======== AVAILABLE RECORDS

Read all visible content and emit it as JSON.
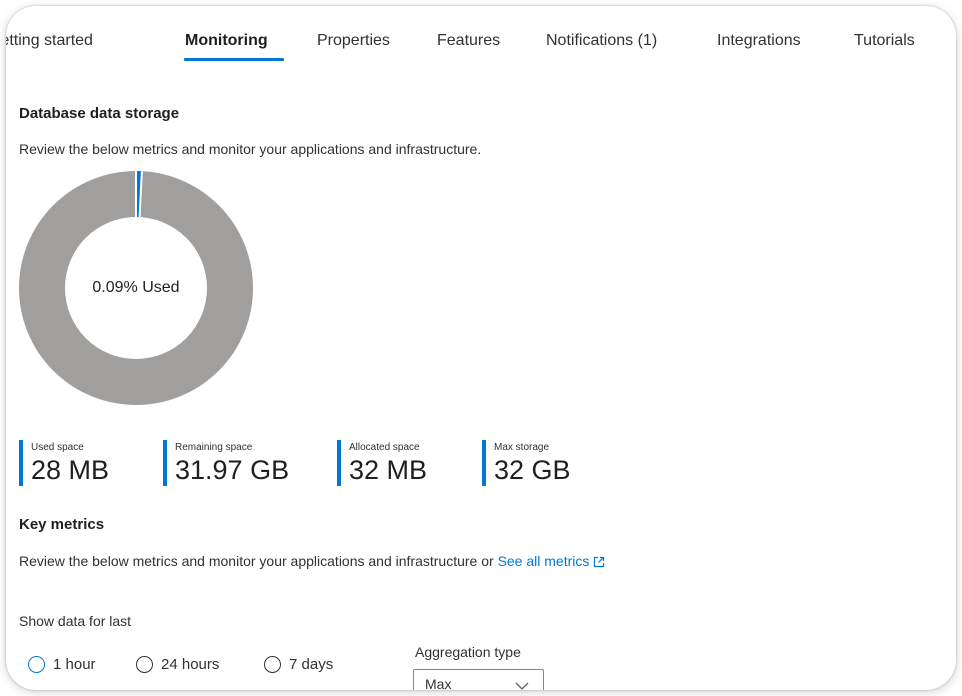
{
  "tabs": [
    {
      "label": "Getting started",
      "active": false
    },
    {
      "label": "Monitoring",
      "active": true
    },
    {
      "label": "Properties",
      "active": false
    },
    {
      "label": "Features",
      "active": false
    },
    {
      "label": "Notifications (1)",
      "active": false
    },
    {
      "label": "Integrations",
      "active": false
    },
    {
      "label": "Tutorials",
      "active": false
    }
  ],
  "storage": {
    "title": "Database data storage",
    "description": "Review the below metrics and monitor your applications and infrastructure.",
    "donut": {
      "used_percent": 0.09,
      "label": "0.09% Used",
      "used_color": "#0078d4",
      "remaining_color": "#a19f9d"
    },
    "metrics": [
      {
        "label": "Used space",
        "value": "28 MB"
      },
      {
        "label": "Remaining space",
        "value": "31.97 GB"
      },
      {
        "label": "Allocated space",
        "value": "32 MB"
      },
      {
        "label": "Max storage",
        "value": "32 GB"
      }
    ]
  },
  "key_metrics": {
    "title": "Key metrics",
    "description": "Review the below metrics and monitor your applications and infrastructure or",
    "link_text": "See all metrics",
    "link_icon": "external-link-icon"
  },
  "filters": {
    "show_data_label": "Show data for last",
    "time_options": [
      {
        "label": "1 hour",
        "selected": true
      },
      {
        "label": "24 hours",
        "selected": false
      },
      {
        "label": "7 days",
        "selected": false
      }
    ],
    "aggregation_label": "Aggregation type",
    "aggregation_value": "Max"
  },
  "colors": {
    "accent": "#0078d4"
  }
}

================

▶ BRIEF
Print all entries exactly. The images do not belong in the copy.

▶ OUTPUT BELOW
Read all visible content and emit it as JSON.
{
  "tabs": [
    {
      "label": "Getting started",
      "active": false
    },
    {
      "label": "Monitoring",
      "active": true
    },
    {
      "label": "Properties",
      "active": false
    },
    {
      "label": "Features",
      "active": false
    },
    {
      "label": "Notifications (1)",
      "active": false
    },
    {
      "label": "Integrations",
      "active": false
    },
    {
      "label": "Tutorials",
      "active": false
    }
  ],
  "storage": {
    "title": "Database data storage",
    "description": "Review the below metrics and monitor your applications and infrastructure.",
    "donut": {
      "used_percent": 0.09,
      "label": "0.09% Used",
      "used_color": "#0078d4",
      "remaining_color": "#a19f9d"
    },
    "metrics": [
      {
        "label": "Used space",
        "value": "28 MB"
      },
      {
        "label": "Remaining space",
        "value": "31.97 GB"
      },
      {
        "label": "Allocated space",
        "value": "32 MB"
      },
      {
        "label": "Max storage",
        "value": "32 GB"
      }
    ]
  },
  "key_metrics": {
    "title": "Key metrics",
    "description": "Review the below metrics and monitor your applications and infrastructure or",
    "link_text": "See all metrics",
    "link_icon": "external-link-icon"
  },
  "filters": {
    "show_data_label": "Show data for last",
    "time_options": [
      {
        "label": "1 hour",
        "selected": true
      },
      {
        "label": "24 hours",
        "selected": false
      },
      {
        "label": "7 days",
        "selected": false
      }
    ],
    "aggregation_label": "Aggregation type",
    "aggregation_value": "Max"
  },
  "colors": {
    "accent": "#0078d4"
  }
}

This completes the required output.